Set problem: Rewrite the data below as a JSON list of strings, one string per line, leaving out blank lines and the pictures.
--- Begin ---
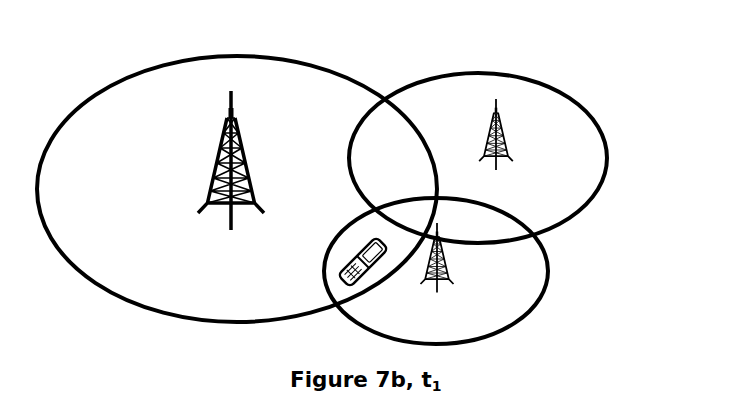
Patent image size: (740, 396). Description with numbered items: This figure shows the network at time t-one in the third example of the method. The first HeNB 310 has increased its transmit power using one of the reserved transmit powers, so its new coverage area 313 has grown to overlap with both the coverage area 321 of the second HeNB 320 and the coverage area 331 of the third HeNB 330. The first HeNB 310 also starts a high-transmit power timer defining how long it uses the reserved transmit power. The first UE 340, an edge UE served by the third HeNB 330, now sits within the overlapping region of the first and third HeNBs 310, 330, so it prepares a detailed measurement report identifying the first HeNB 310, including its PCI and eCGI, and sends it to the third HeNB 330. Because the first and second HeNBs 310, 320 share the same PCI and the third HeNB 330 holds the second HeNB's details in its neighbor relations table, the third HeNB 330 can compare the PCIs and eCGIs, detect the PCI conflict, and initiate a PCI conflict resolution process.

The first HeNB 310 is at (228, 112).
The new coverage area 313 is at (305, 58).
The second HeNB 320 is at (503, 123).
The coverage area of the second HeNB 321 is at (604, 137).
The third HeNB 330 is at (453, 273).
The coverage area of the third HeNB 331 is at (542, 299).
The first UE 340 is at (345, 273).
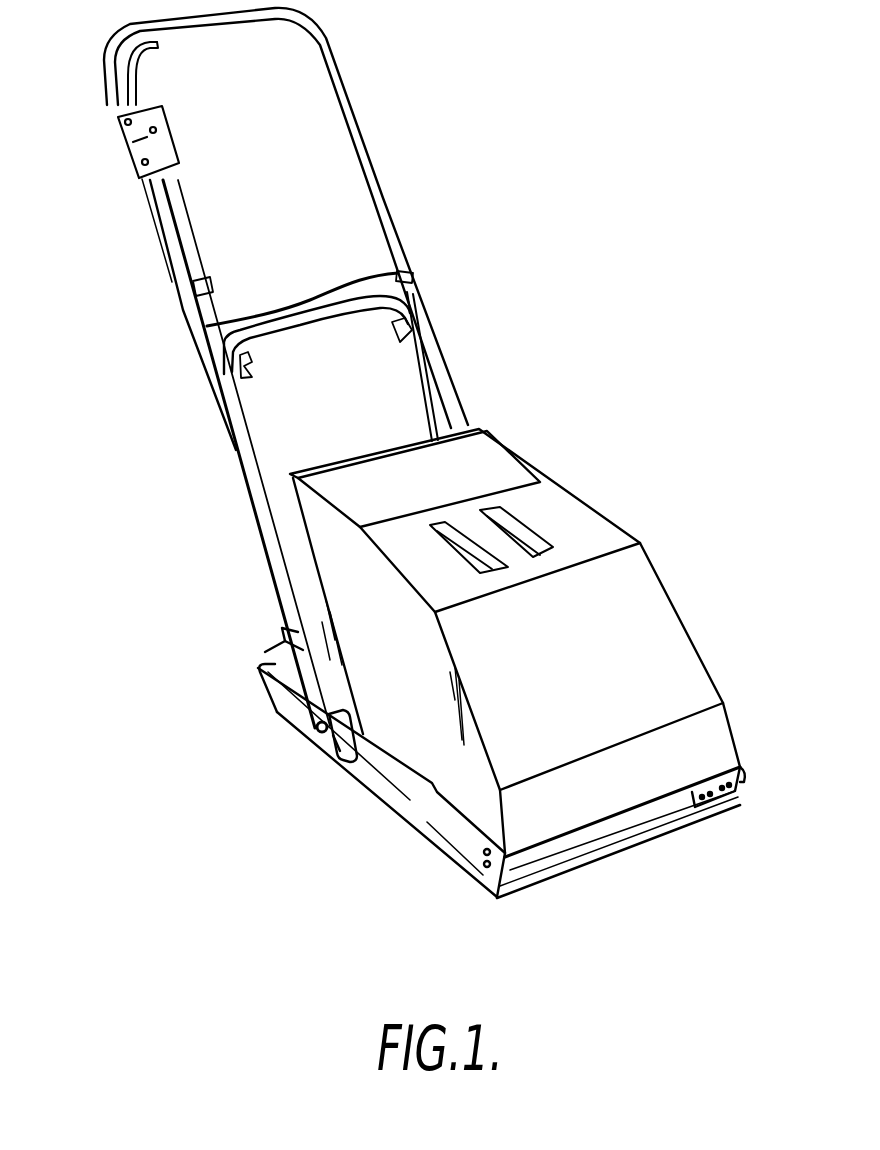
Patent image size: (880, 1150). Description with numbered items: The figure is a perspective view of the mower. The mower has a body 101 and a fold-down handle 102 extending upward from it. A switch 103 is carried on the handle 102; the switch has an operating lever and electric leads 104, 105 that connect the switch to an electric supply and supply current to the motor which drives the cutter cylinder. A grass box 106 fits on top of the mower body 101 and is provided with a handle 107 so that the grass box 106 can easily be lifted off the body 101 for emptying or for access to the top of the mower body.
--- End ---
Complete response:
[
  "Patent image size: (740, 396). Description with numbered items: This figure shows the network at time t-one in the third example of the method. The first HeNB 310 has increased its transmit power using one of the reserved transmit powers, so its new coverage area 313 has grown to overlap with both the coverage area 321 of the second HeNB 320 and the coverage area 331 of the third HeNB 330. The first HeNB 310 also starts a high-transmit power timer defining how long it uses the reserved transmit power. The first UE 340, an edge UE served by the third HeNB 330, now sits within the overlapping region of the first and third HeNBs 310, 330, so it prepares a detailed measurement report identifying the first HeNB 310, including its PCI and eCGI, and sends it to the third HeNB 330. Because the first and second HeNBs 310, 320 share the same PCI and the third HeNB 330 holds the second HeNB's details in its neighbor relations table, the third HeNB 330 can compare the PCIs and eCGIs, detect the PCI conflict, and initiate a PCI conflict resolution process.",
  "The first HeNB 310 is at (228, 112).",
  "The new coverage area 313 is at (305, 58).",
  "The second HeNB 320 is at (503, 123).",
  "The coverage area of the second HeNB 321 is at (604, 137).",
  "The third HeNB 330 is at (453, 273).",
  "The coverage area of the third HeNB 331 is at (542, 299).",
  "The first UE 340 is at (345, 273).",
  "Patent image size: (880, 1150). Description with numbered items: The figure is a perspective view of the mower. The mower has a body 101 and a fold-down handle 102 extending upward from it. A switch 103 is carried on the handle 102; the switch has an operating lever and electric leads 104, 105 that connect the switch to an electric supply and supply current to the motor which drives the cutter cylinder. A grass box 106 fits on top of the mower body 101 and is provided with a handle 107 so that the grass box 106 can easily be lifted off the body 101 for emptying or for access to the top of the mower body."
]